── Given information

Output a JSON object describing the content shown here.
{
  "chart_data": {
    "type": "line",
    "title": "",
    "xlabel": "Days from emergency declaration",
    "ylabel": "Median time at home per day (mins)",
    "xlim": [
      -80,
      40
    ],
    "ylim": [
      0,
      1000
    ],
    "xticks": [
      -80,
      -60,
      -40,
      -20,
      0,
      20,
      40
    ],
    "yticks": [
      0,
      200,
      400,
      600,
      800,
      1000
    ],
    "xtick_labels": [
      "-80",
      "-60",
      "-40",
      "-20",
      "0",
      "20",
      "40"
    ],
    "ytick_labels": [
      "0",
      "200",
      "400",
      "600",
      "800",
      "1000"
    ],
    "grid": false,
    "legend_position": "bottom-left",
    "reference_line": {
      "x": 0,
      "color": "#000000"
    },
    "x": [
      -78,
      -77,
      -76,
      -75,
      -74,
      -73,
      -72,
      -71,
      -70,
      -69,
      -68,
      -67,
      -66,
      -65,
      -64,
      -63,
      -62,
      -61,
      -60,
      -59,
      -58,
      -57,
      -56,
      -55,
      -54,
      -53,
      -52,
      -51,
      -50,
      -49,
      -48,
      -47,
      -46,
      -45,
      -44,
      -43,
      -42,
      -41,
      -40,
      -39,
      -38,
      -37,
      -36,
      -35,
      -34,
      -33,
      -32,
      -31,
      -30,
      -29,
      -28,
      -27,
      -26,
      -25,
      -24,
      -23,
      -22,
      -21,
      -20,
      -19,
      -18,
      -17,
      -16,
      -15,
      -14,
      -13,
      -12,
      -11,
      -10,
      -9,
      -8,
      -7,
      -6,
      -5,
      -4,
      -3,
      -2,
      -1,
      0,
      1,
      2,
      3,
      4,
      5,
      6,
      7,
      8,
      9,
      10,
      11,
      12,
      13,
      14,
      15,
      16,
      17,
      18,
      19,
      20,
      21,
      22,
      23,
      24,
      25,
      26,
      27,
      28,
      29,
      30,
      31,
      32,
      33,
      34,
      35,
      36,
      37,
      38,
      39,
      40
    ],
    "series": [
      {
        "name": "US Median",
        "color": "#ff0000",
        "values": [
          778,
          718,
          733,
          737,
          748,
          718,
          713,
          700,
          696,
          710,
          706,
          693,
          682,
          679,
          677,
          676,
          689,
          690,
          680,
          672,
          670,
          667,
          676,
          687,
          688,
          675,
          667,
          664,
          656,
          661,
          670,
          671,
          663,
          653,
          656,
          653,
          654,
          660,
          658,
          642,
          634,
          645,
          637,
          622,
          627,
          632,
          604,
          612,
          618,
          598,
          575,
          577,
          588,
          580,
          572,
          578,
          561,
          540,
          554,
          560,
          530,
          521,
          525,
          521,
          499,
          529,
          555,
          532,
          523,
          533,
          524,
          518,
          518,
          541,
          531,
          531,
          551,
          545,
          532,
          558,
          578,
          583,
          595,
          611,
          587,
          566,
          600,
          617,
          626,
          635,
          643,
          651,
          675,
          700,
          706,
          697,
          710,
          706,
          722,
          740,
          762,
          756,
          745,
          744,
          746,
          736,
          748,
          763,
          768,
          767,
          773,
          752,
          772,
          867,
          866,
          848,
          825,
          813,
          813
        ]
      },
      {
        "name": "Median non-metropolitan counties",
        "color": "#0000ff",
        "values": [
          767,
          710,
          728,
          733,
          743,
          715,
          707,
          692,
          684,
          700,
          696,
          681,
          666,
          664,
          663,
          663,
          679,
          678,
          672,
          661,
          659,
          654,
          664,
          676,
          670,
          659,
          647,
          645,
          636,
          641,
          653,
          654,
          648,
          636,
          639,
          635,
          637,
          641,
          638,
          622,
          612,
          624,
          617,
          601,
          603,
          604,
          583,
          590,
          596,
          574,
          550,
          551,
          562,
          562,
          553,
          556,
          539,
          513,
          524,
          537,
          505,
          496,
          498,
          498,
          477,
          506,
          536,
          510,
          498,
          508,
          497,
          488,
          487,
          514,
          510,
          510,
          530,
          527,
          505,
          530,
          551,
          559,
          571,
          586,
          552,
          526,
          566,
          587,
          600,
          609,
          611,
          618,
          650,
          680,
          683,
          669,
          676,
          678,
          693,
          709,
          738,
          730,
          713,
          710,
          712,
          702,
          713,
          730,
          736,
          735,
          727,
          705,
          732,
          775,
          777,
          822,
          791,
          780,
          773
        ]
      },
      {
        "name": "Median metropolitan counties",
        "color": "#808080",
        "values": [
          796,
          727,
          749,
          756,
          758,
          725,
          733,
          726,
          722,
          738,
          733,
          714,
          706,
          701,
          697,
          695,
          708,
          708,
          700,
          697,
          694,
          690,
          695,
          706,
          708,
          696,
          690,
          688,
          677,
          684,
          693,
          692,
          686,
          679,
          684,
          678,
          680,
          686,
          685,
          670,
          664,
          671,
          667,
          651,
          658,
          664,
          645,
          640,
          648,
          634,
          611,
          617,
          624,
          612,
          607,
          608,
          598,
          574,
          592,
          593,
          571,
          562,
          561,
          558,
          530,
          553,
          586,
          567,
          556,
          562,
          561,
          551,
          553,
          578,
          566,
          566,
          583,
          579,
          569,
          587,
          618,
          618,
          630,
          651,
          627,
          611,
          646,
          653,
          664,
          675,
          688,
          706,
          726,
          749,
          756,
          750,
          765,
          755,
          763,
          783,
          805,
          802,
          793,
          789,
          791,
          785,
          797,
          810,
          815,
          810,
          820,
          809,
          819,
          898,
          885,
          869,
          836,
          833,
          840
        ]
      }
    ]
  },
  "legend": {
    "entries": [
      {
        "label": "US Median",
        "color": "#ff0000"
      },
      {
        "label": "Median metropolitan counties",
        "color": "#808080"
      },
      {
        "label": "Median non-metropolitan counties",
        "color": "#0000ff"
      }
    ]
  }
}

────

• Exercise objective:
Check each line above for the word "Median", and copy the lines where it appears.

• Response:
    "ylabel": "Median time at home per day (mins)",
        "name": "US Median",
        "name": "Median non-metropolitan counties",
        "name": "Median metropolitan counties",
        "label": "US Median",
        "label": "Median metropolitan counties",
        "label": "Median non-metropolitan counties",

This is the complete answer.